Update README.md

b11776b verified 3 months ago

7.85 kB

	---
	license: mit
	library_name: transformers
	tags:
	- Aerial Image Segmentation
	- Road Detection
	- Semantic Segmentation
	- U-Net-50
	- Computer Vision
	- Remote Sensing
	- Urban Planning
	- Geographic Information Systems (GIS)
	- Deep Learning
	datasets:
	- balraj98/massachusetts-roads-dataset
	---

	# Model Card for Model ID

	This model card provides an overview of a computer vision model designed for aerial image road segmentation using the U-Net-50 architecture. The model is intended to accurately identify and segment road networks from aerial imagery, crucial for applications in mapping and autonomous driving.

	## Model Details

	### Model Description

	- Developed by: [spectrewolf8](https://github.com/Spectrewolf8)

[To be done]:
A – Reproduce the passage of the road segmentation model card starting with "# Model Card" and going on through "Developed by: [spectrewolf8](https://github.com/Spectrewolf8)".
B – Extend the road segmentation model card past its final line, keeping its format and style.
The records that follow are not required for any of this work.

[Material provided]:
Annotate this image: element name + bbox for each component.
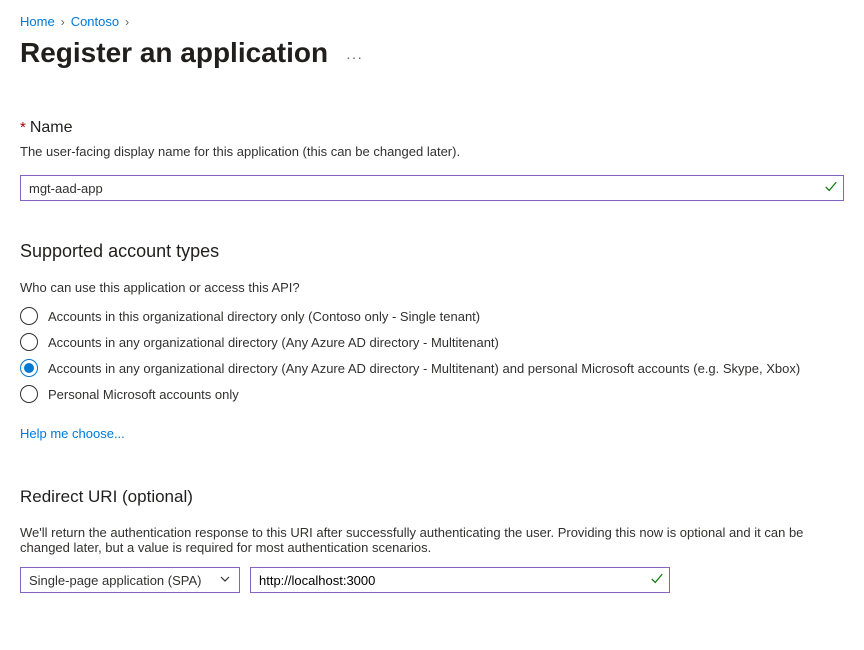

==

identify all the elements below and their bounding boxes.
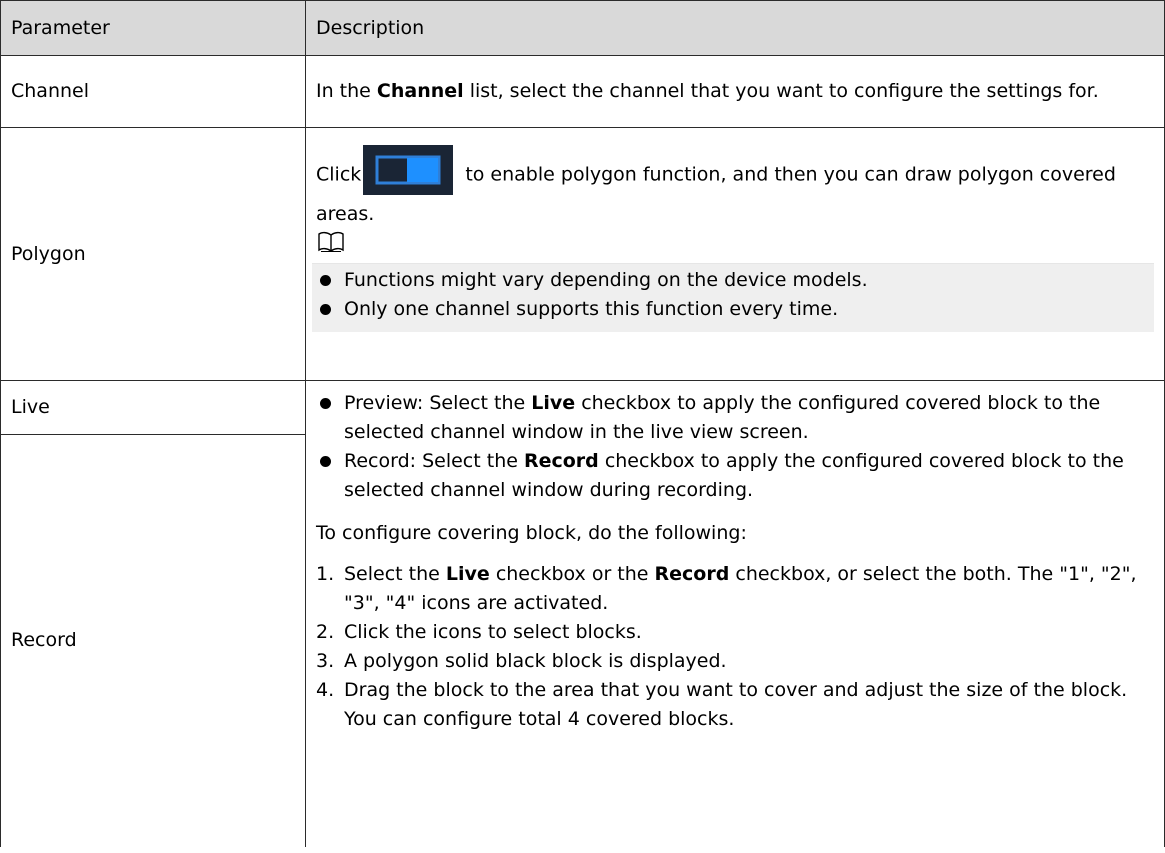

[Responses by task]:
A –
# Model Card for Model ID

	This model card provides an overview of a computer vision model designed for aerial image road segmentation using the U-Net-50 architecture. The model is intended to accurately identify and segment road networks from aerial imagery, crucial for applications in mapping and autonomous driving.

	## Model Details

	### Model Description

	- Developed by: [spectrewolf8](https://github.com/Spectrewolf8)

B –
	- Model type: Computer-Vision/Semantic-segmentation
	- License: MIT

	### Model Sources

	- Repository: https://github.com/Spectrewolf8/aerial-image-road-segmentation-xp

	## Uses

	### Direct Use

	This model can be used to segment road networks from aerial images without additional fine-tuning. It is applicable in scenarios where detailed and accurate road mapping is required.

	### Downstream Use

	When fine-tuned on additional datasets, this model can be adapted for other types of semantic segmentation tasks, potentially enhancing applications in various remote sensing domains.

	## How to Get Started with the Model

	Use the code below to get started with the model.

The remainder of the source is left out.